■ ASSIGNMENT:
Please repeat each of the records that follow, exactly as written.

■ WORKING DATA:
==*==
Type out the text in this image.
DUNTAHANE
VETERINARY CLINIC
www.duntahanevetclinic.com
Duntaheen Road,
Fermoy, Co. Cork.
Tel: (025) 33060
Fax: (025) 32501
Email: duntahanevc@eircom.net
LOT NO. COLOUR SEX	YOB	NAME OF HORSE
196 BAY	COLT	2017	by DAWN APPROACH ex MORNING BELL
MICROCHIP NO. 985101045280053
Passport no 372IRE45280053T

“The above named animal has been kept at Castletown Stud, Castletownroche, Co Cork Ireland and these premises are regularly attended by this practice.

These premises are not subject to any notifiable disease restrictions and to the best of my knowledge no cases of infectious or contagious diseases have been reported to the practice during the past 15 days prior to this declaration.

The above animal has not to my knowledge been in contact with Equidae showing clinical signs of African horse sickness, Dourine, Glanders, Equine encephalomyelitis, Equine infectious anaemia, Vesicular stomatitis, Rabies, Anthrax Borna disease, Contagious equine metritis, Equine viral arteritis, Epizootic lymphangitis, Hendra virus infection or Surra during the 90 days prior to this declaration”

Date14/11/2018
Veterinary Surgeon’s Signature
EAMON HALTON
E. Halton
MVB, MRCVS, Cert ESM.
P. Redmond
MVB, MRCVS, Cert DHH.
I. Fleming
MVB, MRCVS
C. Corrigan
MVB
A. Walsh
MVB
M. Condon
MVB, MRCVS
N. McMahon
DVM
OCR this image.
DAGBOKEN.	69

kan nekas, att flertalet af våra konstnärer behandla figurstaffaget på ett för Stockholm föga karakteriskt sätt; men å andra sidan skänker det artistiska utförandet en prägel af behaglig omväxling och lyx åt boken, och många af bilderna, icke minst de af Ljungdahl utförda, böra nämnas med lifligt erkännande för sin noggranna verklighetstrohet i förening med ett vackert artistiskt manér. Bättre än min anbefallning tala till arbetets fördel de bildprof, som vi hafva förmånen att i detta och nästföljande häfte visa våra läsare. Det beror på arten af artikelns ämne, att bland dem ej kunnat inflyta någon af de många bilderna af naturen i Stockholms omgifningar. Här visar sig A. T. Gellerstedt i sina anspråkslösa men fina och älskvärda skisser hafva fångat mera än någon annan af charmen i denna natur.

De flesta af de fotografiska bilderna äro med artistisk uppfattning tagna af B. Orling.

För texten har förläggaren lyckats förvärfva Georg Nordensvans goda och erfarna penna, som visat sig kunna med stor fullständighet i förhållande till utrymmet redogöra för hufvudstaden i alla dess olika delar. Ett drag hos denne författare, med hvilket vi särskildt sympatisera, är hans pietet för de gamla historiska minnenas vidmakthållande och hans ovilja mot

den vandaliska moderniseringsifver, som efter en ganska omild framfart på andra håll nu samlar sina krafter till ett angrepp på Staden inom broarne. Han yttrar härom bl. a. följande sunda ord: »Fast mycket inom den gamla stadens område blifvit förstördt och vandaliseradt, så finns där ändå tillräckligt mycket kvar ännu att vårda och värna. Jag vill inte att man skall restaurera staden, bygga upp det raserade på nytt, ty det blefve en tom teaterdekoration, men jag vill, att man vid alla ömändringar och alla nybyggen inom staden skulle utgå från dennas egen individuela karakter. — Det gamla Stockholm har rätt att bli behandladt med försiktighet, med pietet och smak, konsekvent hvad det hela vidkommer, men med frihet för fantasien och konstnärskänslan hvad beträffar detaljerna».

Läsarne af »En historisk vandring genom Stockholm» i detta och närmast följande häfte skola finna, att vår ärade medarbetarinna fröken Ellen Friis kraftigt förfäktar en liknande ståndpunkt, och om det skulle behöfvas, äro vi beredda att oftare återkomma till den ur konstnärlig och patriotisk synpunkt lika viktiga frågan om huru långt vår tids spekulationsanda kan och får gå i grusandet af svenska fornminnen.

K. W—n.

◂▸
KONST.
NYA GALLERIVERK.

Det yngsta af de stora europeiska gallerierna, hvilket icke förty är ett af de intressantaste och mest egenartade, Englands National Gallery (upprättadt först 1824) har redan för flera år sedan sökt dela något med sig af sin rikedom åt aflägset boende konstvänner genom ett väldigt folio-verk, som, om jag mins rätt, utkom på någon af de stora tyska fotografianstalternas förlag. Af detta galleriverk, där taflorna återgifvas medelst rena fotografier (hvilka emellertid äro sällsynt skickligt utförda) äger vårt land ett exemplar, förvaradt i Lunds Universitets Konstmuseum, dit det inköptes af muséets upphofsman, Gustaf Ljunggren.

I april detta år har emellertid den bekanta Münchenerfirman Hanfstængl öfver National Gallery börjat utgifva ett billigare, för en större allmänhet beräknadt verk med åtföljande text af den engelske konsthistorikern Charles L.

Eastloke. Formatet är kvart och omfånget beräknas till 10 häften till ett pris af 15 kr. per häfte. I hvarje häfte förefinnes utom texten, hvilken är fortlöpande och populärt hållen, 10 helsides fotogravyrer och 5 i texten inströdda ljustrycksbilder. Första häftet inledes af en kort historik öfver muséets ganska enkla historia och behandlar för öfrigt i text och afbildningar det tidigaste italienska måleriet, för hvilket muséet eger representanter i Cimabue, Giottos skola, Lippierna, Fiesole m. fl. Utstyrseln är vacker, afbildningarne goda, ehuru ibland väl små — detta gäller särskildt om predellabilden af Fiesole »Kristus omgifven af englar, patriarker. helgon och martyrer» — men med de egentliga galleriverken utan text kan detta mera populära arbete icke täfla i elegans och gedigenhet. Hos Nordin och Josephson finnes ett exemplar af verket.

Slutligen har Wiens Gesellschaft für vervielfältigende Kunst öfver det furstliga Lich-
==*==
■ TASK SOLUTION:
Type out the text in this image.
DUNTAHANE
VETERINARY CLINIC
www.duntahanevetclinic.com
Duntaheen Road,
Fermoy, Co. Cork.
Tel: (025) 33060
Fax: (025) 32501
Email: duntahanevc@eircom.net
LOT NO. COLOUR SEX	YOB	NAME OF HORSE
196 BAY	COLT	2017	by DAWN APPROACH ex MORNING BELL
MICROCHIP NO. 985101045280053
Passport no 372IRE45280053T

“The above named animal has been kept at Castletown Stud, Castletownroche, Co Cork Ireland and these premises are regularly attended by this practice.

These premises are not subject to any notifiable disease restrictions and to the best of my knowledge no cases of infectious or contagious diseases have been reported to the practice during the past 15 days prior to this declaration.

The above animal has not to my knowledge been in contact with Equidae showing clinical signs of African horse sickness, Dourine, Glanders, Equine encephalomyelitis, Equine infectious anaemia, Vesicular stomatitis, Rabies, Anthrax Borna disease, Contagious equine metritis, Equine viral arteritis, Epizootic lymphangitis, Hendra virus infection or Surra during the 90 days prior to this declaration”

Date14/11/2018
Veterinary Surgeon’s Signature
EAMON HALTON
E. Halton
MVB, MRCVS, Cert ESM.
P. Redmond
MVB, MRCVS, Cert DHH.
I. Fleming
MVB, MRCVS
C. Corrigan
MVB
A. Walsh
MVB
M. Condon
MVB, MRCVS
N. McMahon
DVM
OCR this image.
DAGBOKEN.	69

kan nekas, att flertalet af våra konstnärer behandla figurstaffaget på ett för Stockholm föga karakteriskt sätt; men å andra sidan skänker det artistiska utförandet en prägel af behaglig omväxling och lyx åt boken, och många af bilderna, icke minst de af Ljungdahl utförda, böra nämnas med lifligt erkännande för sin noggranna verklighetstrohet i förening med ett vackert artistiskt manér. Bättre än min anbefallning tala till arbetets fördel de bildprof, som vi hafva förmånen att i detta och nästföljande häfte visa våra läsare. Det beror på arten af artikelns ämne, att bland dem ej kunnat inflyta någon af de många bilderna af naturen i Stockholms omgifningar. Här visar sig A. T. Gellerstedt i sina anspråkslösa men fina och älskvärda skisser hafva fångat mera än någon annan af charmen i denna natur.

De flesta af de fotografiska bilderna äro med artistisk uppfattning tagna af B. Orling.

För texten har förläggaren lyckats förvärfva Georg Nordensvans goda och erfarna penna, som visat sig kunna med stor fullständighet i förhållande till utrymmet redogöra för hufvudstaden i alla dess olika delar. Ett drag hos denne författare, med hvilket vi särskildt sympatisera, är hans pietet för de gamla historiska minnenas vidmakthållande och hans ovilja mot

den vandaliska moderniseringsifver, som efter en ganska omild framfart på andra håll nu samlar sina krafter till ett angrepp på Staden inom broarne. Han yttrar härom bl. a. följande sunda ord: »Fast mycket inom den gamla stadens område blifvit förstördt och vandaliseradt, så finns där ändå tillräckligt mycket kvar ännu att vårda och värna. Jag vill inte att man skall restaurera staden, bygga upp det raserade på nytt, ty det blefve en tom teaterdekoration, men jag vill, att man vid alla ömändringar och alla nybyggen inom staden skulle utgå från dennas egen individuela karakter. — Det gamla Stockholm har rätt att bli behandladt med försiktighet, med pietet och smak, konsekvent hvad det hela vidkommer, men med frihet för fantasien och konstnärskänslan hvad beträffar detaljerna».

Läsarne af »En historisk vandring genom Stockholm» i detta och närmast följande häfte skola finna, att vår ärade medarbetarinna fröken Ellen Friis kraftigt förfäktar en liknande ståndpunkt, och om det skulle behöfvas, äro vi beredda att oftare återkomma till den ur konstnärlig och patriotisk synpunkt lika viktiga frågan om huru långt vår tids spekulationsanda kan och får gå i grusandet af svenska fornminnen.

K. W—n.

◂▸
KONST.
NYA GALLERIVERK.

Det yngsta af de stora europeiska gallerierna, hvilket icke förty är ett af de intressantaste och mest egenartade, Englands National Gallery (upprättadt först 1824) har redan för flera år sedan sökt dela något med sig af sin rikedom åt aflägset boende konstvänner genom ett väldigt folio-verk, som, om jag mins rätt, utkom på någon af de stora tyska fotografianstalternas förlag. Af detta galleriverk, där taflorna återgifvas medelst rena fotografier (hvilka emellertid äro sällsynt skickligt utförda) äger vårt land ett exemplar, förvaradt i Lunds Universitets Konstmuseum, dit det inköptes af muséets upphofsman, Gustaf Ljunggren.

I april detta år har emellertid den bekanta Münchenerfirman Hanfstængl öfver National Gallery börjat utgifva ett billigare, för en större allmänhet beräknadt verk med åtföljande text af den engelske konsthistorikern Charles L.

Eastloke. Formatet är kvart och omfånget beräknas till 10 häften till ett pris af 15 kr. per häfte. I hvarje häfte förefinnes utom texten, hvilken är fortlöpande och populärt hållen, 10 helsides fotogravyrer och 5 i texten inströdda ljustrycksbilder. Första häftet inledes af en kort historik öfver muséets ganska enkla historia och behandlar för öfrigt i text och afbildningar det tidigaste italienska måleriet, för hvilket muséet eger representanter i Cimabue, Giottos skola, Lippierna, Fiesole m. fl. Utstyrseln är vacker, afbildningarne goda, ehuru ibland väl små — detta gäller särskildt om predellabilden af Fiesole »Kristus omgifven af englar, patriarker. helgon och martyrer» — men med de egentliga galleriverken utan text kan detta mera populära arbete icke täfla i elegans och gedigenhet. Hos Nordin och Josephson finnes ett exemplar af verket.

Slutligen har Wiens Gesellschaft für vervielfältigende Kunst öfver det furstliga Lich-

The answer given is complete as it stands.